::: RECORDS
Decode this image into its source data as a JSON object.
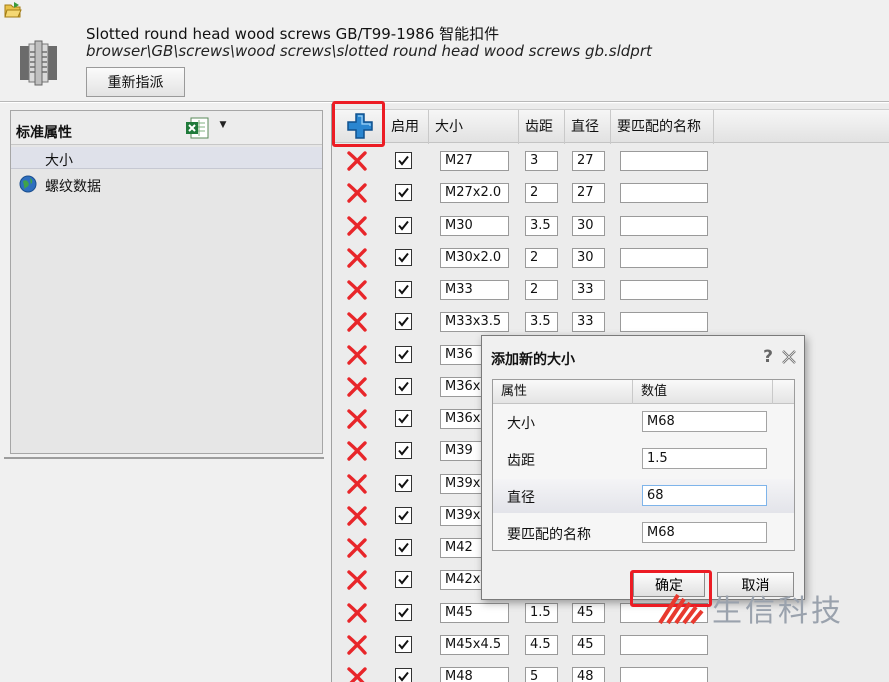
{
  "header": {
    "title": "Slotted round head wood screws GB/T99-1986 智能扣件",
    "path": "browser\\GB\\screws\\wood screws\\slotted round head wood screws gb.sldprt",
    "reassign_label": "重新指派"
  },
  "left_panel": {
    "header_label": "标准属性",
    "items": [
      {
        "label": "大小"
      },
      {
        "label": "螺纹数据",
        "icon": "globe-icon"
      }
    ]
  },
  "grid": {
    "columns": [
      "启用",
      "大小",
      "齿距",
      "直径",
      "要匹配的名称"
    ],
    "rows": [
      {
        "size": "M27",
        "pitch": "3",
        "diameter": "27",
        "name": ""
      },
      {
        "size": "M27x2.0",
        "pitch": "2",
        "diameter": "27",
        "name": ""
      },
      {
        "size": "M30",
        "pitch": "3.5",
        "diameter": "30",
        "name": ""
      },
      {
        "size": "M30x2.0",
        "pitch": "2",
        "diameter": "30",
        "name": ""
      },
      {
        "size": "M33",
        "pitch": "2",
        "diameter": "33",
        "name": ""
      },
      {
        "size": "M33x3.5",
        "pitch": "3.5",
        "diameter": "33",
        "name": ""
      },
      {
        "size": "M36",
        "pitch": "",
        "diameter": "",
        "name": ""
      },
      {
        "size": "M36x2",
        "pitch": "",
        "diameter": "",
        "name": ""
      },
      {
        "size": "M36x3",
        "pitch": "",
        "diameter": "",
        "name": ""
      },
      {
        "size": "M39",
        "pitch": "",
        "diameter": "",
        "name": ""
      },
      {
        "size": "M39x3",
        "pitch": "",
        "diameter": "",
        "name": ""
      },
      {
        "size": "M39x4",
        "pitch": "",
        "diameter": "",
        "name": ""
      },
      {
        "size": "M42",
        "pitch": "",
        "diameter": "",
        "name": ""
      },
      {
        "size": "M42x3",
        "pitch": "",
        "diameter": "",
        "name": ""
      },
      {
        "size": "M45",
        "pitch": "1.5",
        "diameter": "45",
        "name": ""
      },
      {
        "size": "M45x4.5",
        "pitch": "4.5",
        "diameter": "45",
        "name": ""
      },
      {
        "size": "M48",
        "pitch": "5",
        "diameter": "48",
        "name": ""
      }
    ]
  },
  "dialog": {
    "title": "添加新的大小",
    "help": "?",
    "col_property": "属性",
    "col_value": "数值",
    "fields": [
      {
        "label": "大小",
        "value": "M68"
      },
      {
        "label": "齿距",
        "value": "1.5"
      },
      {
        "label": "直径",
        "value": "68"
      },
      {
        "label": "要匹配的名称",
        "value": "M68"
      }
    ],
    "ok_label": "确定",
    "cancel_label": "取消"
  },
  "watermark": {
    "text": "生信科技"
  },
  "colors": {
    "highlight": "#ec1c24",
    "delete": "#e8262a",
    "add": "#1a78c2"
  }
}
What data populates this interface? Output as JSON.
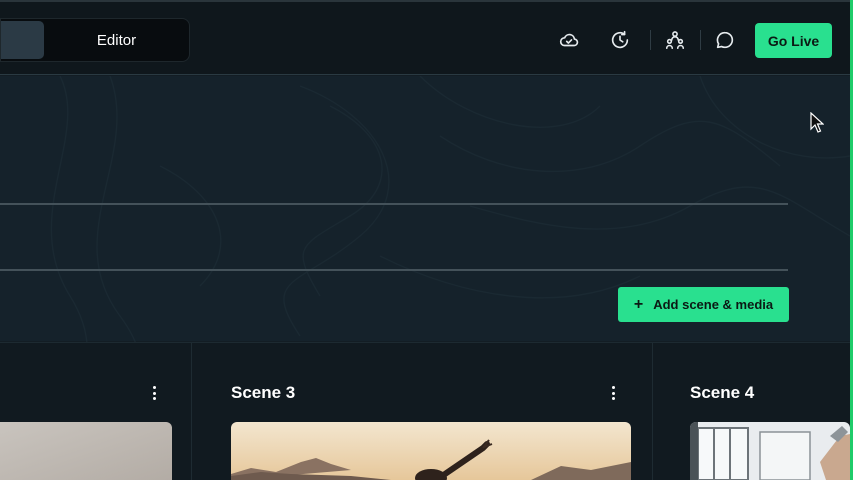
{
  "header": {
    "editor_tab": "Editor",
    "icons": [
      "cloud-icon",
      "history-icon",
      "collaborators-icon",
      "comment-icon"
    ],
    "go_live_label": "Go Live"
  },
  "toolbar": {
    "add_scene_label": "Add scene & media"
  },
  "scenes": [
    {
      "title": ""
    },
    {
      "title": "Scene 3"
    },
    {
      "title": "Scene 4"
    }
  ],
  "colors": {
    "accent": "#29e08f",
    "background": "#131d24",
    "topbar": "#0f171c"
  }
}
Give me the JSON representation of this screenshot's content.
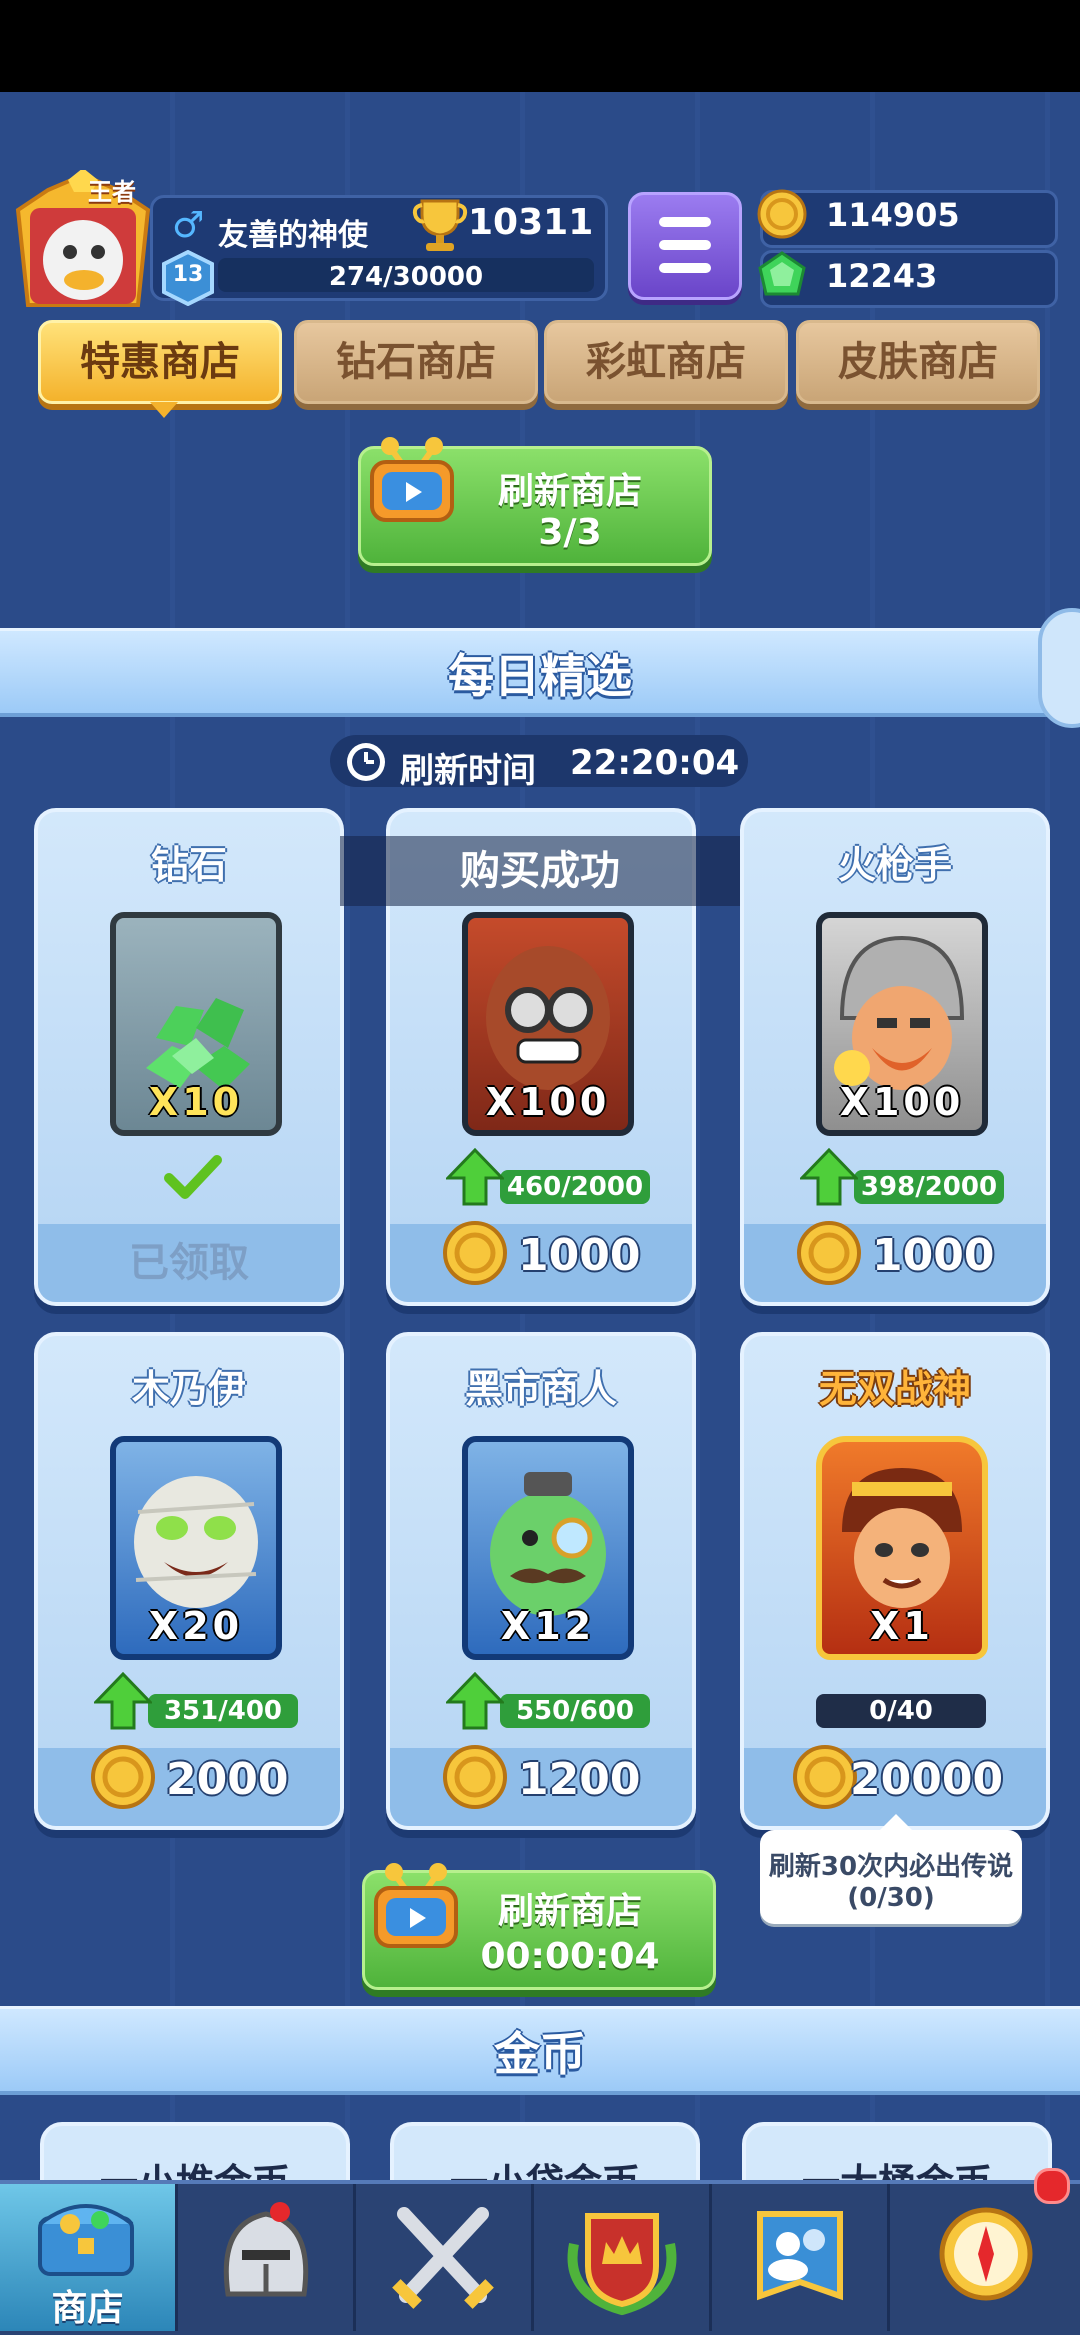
{
  "player": {
    "name": "友善的神使",
    "rank_badge": "王者",
    "trophies": "10311",
    "level": "13",
    "xp": "274/30000"
  },
  "currency": {
    "gold": "114905",
    "gems": "12243"
  },
  "tabs": [
    {
      "label": "特惠商店",
      "active": true
    },
    {
      "label": "钻石商店",
      "active": false
    },
    {
      "label": "彩虹商店",
      "active": false
    },
    {
      "label": "皮肤商店",
      "active": false
    }
  ],
  "top_refresh": {
    "label": "刷新商店",
    "count": "3/3"
  },
  "daily": {
    "title": "每日精选",
    "refresh_label": "刷新时间",
    "refresh_time": "22:20:04"
  },
  "toast": "购买成功",
  "cards": [
    {
      "title": "钻石",
      "qty": "X10",
      "status": "已领取"
    },
    {
      "title": "",
      "qty": "X100",
      "progress": "460/2000",
      "price": "1000"
    },
    {
      "title": "火枪手",
      "qty": "X100",
      "progress": "398/2000",
      "price": "1000"
    },
    {
      "title": "木乃伊",
      "qty": "X20",
      "progress": "351/400",
      "price": "2000"
    },
    {
      "title": "黑市商人",
      "qty": "X12",
      "progress": "550/600",
      "price": "1200"
    },
    {
      "title": "无双战神",
      "qty": "X1",
      "progress": "0/40",
      "price": "20000"
    }
  ],
  "tooltip": {
    "line1": "刷新30次内必出传说",
    "line2": "(0/30)"
  },
  "bottom_refresh": {
    "label": "刷新商店",
    "timer": "00:00:04"
  },
  "gold_section": {
    "title": "金币",
    "items": [
      "一小堆金币",
      "一小袋金币",
      "一大桶金币"
    ]
  },
  "nav": {
    "items": [
      {
        "icon": "treasure-chest-icon",
        "label": "商店",
        "active": true
      },
      {
        "icon": "knight-helmet-icon",
        "label": "",
        "active": false
      },
      {
        "icon": "crossed-swords-icon",
        "label": "",
        "active": false
      },
      {
        "icon": "crown-shield-icon",
        "label": "",
        "active": false
      },
      {
        "icon": "social-banner-icon",
        "label": "",
        "active": false
      },
      {
        "icon": "compass-icon",
        "label": "",
        "active": false
      }
    ]
  },
  "colors": {
    "accent_gold": "#f4b22c",
    "green": "#4fb33b",
    "background": "#2b4b89"
  }
}
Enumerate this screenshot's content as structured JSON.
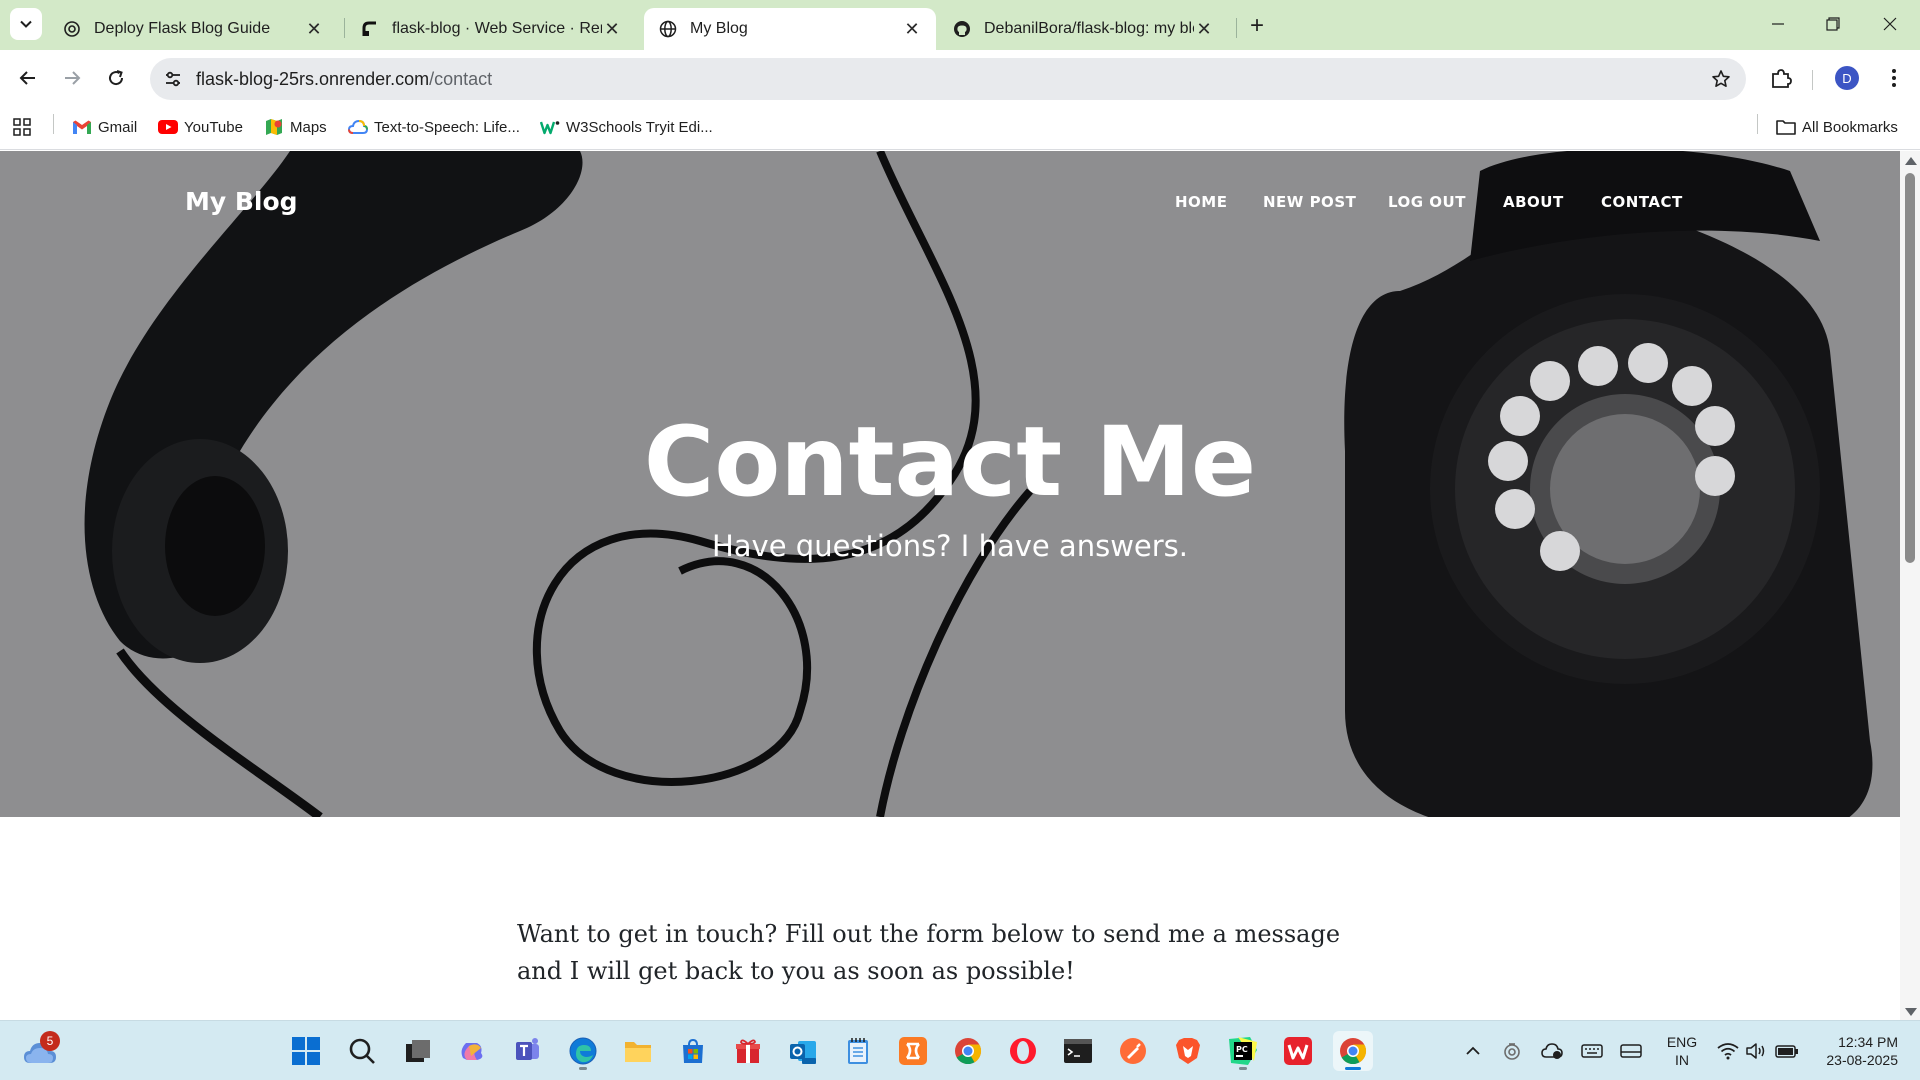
{
  "browser": {
    "tabs": [
      {
        "title": "Deploy Flask Blog Guide",
        "icon": "openai-icon",
        "active": false
      },
      {
        "title": "flask-blog · Web Service · Render",
        "icon": "render-icon",
        "active": false
      },
      {
        "title": "My Blog",
        "icon": "globe-icon",
        "active": true
      },
      {
        "title": "DebanilBora/flask-blog: my blog",
        "icon": "github-icon",
        "active": false
      }
    ],
    "new_tab_label": "+",
    "address": {
      "host": "flask-blog-25rs.onrender.com",
      "path": "/contact"
    },
    "profile_initial": "D",
    "bookmarks": [
      {
        "label": "Gmail",
        "icon": "gmail-icon"
      },
      {
        "label": "YouTube",
        "icon": "youtube-icon"
      },
      {
        "label": "Maps",
        "icon": "maps-icon"
      },
      {
        "label": "Text-to-Speech: Life...",
        "icon": "cloud-icon"
      },
      {
        "label": "W3Schools Tryit Edi...",
        "icon": "w3schools-icon"
      }
    ],
    "all_bookmarks_label": "All Bookmarks"
  },
  "site": {
    "brand": "My Blog",
    "nav": [
      "HOME",
      "NEW POST",
      "LOG OUT",
      "ABOUT",
      "CONTACT"
    ],
    "hero_title": "Contact Me",
    "hero_subtitle": "Have questions? I have answers.",
    "intro": "Want to get in touch? Fill out the form below to send me a message and I will get back to you as soon as possible!"
  },
  "taskbar": {
    "weather_badge": "5",
    "apps": [
      "start-icon",
      "search-icon",
      "task-view-icon",
      "copilot-icon",
      "teams-icon",
      "edge-icon",
      "file-explorer-icon",
      "store-icon",
      "gift-icon",
      "outlook-icon",
      "notepad-icon",
      "xampp-icon",
      "chrome-icon",
      "opera-icon",
      "terminal-icon",
      "postman-icon",
      "brave-icon",
      "pycharm-icon",
      "wps-icon",
      "chrome-active-icon"
    ],
    "language": "ENG",
    "region": "IN",
    "time": "12:34 PM",
    "date": "23-08-2025"
  },
  "colors": {
    "tabstrip": "#d3e9c8",
    "hero_overlay": "#8b8b8d",
    "taskbar": "#d4eaf2",
    "avatar": "#3c55c4"
  }
}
::::::
### TASK DIRECTIONS
How many of the lines above hold "path"? Answer with only the number.

### SOLUTION TO THIS EXERCISE
2